PROBLEM STATEMENT. Pick out all lines in the listing holding the string "this" and copy them.

DATA ROWS.
§ §
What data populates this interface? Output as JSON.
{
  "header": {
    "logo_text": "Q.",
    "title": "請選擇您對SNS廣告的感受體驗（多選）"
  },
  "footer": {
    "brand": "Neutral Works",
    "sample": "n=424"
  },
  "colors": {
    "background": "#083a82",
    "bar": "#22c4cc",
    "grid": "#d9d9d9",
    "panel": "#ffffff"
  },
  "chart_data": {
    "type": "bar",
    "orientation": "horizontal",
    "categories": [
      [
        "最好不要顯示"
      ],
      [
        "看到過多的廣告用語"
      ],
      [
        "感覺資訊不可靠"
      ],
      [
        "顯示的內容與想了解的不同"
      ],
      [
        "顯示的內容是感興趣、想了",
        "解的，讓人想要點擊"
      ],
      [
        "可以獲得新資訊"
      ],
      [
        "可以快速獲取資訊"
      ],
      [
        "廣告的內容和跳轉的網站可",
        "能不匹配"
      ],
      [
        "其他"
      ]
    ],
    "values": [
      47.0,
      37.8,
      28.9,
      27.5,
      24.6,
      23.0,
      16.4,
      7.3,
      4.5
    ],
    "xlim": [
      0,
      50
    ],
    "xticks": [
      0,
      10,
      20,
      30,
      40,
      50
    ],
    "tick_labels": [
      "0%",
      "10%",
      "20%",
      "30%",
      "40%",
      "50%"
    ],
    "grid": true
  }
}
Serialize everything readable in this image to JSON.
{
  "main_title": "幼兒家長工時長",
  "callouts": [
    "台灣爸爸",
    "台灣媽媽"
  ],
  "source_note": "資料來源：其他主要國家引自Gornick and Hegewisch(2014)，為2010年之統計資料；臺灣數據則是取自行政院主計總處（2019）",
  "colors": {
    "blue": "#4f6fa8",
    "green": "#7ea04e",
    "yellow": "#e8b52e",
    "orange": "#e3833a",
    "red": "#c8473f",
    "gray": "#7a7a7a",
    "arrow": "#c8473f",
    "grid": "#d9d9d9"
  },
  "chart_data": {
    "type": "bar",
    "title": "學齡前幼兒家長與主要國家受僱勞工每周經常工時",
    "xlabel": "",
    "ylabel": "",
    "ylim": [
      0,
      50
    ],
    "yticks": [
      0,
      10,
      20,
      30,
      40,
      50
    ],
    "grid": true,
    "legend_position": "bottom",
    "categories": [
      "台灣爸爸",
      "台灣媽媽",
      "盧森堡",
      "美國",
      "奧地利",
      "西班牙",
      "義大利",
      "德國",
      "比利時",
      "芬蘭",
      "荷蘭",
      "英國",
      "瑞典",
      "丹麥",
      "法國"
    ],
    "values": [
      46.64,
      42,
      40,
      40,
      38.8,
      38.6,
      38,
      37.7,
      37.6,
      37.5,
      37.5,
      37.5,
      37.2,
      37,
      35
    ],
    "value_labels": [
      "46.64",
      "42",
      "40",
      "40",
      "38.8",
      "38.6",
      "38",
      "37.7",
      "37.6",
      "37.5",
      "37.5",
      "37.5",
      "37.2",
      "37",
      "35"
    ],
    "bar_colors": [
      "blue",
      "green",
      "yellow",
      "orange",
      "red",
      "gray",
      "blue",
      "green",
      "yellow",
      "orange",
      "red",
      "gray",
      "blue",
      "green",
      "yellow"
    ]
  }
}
§ §
OUTPUT BELOW.
What data populates this interface? Output as JSON.
Serialize everything readable in this image to JSON.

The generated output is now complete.